(Excerpt from a dataset)
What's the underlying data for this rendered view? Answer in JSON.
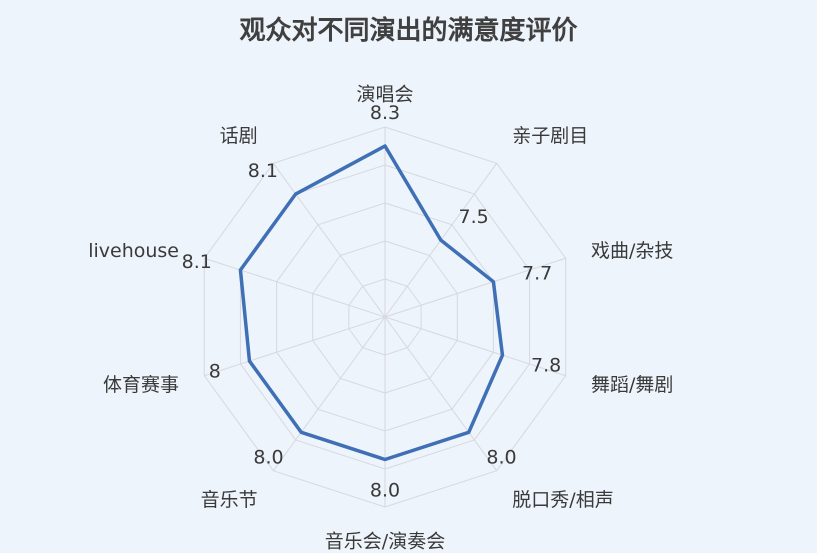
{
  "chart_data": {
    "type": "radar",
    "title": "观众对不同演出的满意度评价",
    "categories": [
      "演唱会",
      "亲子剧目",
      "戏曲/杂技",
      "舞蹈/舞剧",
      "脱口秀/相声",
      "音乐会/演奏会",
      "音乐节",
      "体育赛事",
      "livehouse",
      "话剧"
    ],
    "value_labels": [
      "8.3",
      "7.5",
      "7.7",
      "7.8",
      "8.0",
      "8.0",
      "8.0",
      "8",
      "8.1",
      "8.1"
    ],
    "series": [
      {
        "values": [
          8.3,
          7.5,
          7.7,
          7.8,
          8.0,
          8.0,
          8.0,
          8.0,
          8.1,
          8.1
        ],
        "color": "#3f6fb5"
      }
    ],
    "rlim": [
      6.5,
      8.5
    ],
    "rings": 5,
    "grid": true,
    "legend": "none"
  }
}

* * *

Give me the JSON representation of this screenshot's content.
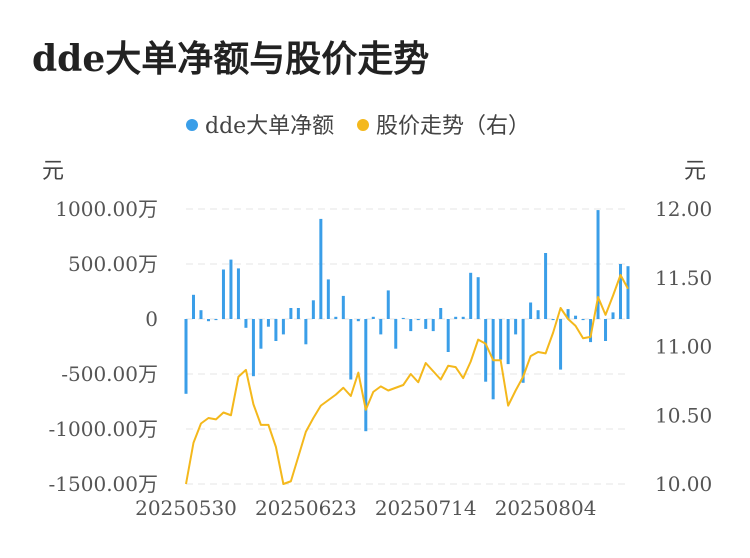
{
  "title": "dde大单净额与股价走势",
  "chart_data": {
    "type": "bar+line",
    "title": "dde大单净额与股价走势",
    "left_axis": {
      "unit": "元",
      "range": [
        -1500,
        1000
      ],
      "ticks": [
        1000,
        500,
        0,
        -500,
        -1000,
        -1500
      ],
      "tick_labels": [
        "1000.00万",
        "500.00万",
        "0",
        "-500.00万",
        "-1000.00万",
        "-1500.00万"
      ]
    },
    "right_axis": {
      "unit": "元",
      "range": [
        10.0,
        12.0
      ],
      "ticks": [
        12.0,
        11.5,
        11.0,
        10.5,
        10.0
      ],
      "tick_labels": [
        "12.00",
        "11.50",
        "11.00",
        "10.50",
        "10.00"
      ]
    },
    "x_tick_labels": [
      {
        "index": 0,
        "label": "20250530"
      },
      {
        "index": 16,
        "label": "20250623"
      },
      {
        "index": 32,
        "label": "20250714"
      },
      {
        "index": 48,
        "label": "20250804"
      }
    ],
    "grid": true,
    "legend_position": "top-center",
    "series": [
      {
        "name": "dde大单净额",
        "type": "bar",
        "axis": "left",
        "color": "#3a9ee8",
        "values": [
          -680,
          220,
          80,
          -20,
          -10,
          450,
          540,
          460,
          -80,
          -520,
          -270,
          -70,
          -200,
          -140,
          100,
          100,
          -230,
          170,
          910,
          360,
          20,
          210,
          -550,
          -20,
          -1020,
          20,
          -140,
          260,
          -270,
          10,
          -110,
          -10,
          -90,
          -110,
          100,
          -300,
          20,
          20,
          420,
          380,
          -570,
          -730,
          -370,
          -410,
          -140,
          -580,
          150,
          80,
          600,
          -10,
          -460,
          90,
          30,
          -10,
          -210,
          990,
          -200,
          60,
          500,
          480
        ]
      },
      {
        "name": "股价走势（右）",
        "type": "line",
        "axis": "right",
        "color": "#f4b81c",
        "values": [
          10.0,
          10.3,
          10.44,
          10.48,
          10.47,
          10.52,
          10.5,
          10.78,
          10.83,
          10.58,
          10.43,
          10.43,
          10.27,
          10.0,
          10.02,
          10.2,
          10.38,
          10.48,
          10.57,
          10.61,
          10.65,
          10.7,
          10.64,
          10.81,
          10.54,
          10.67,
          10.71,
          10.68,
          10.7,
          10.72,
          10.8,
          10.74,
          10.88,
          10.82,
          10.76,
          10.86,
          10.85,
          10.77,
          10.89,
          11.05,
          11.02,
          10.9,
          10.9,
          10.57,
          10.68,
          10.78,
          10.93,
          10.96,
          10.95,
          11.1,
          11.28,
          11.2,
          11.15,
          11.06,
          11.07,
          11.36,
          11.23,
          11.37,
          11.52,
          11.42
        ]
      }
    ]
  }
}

▶ [Work instructions] Give the count of lines holding the word "title", with no other words.

▶ [Result of this task] 3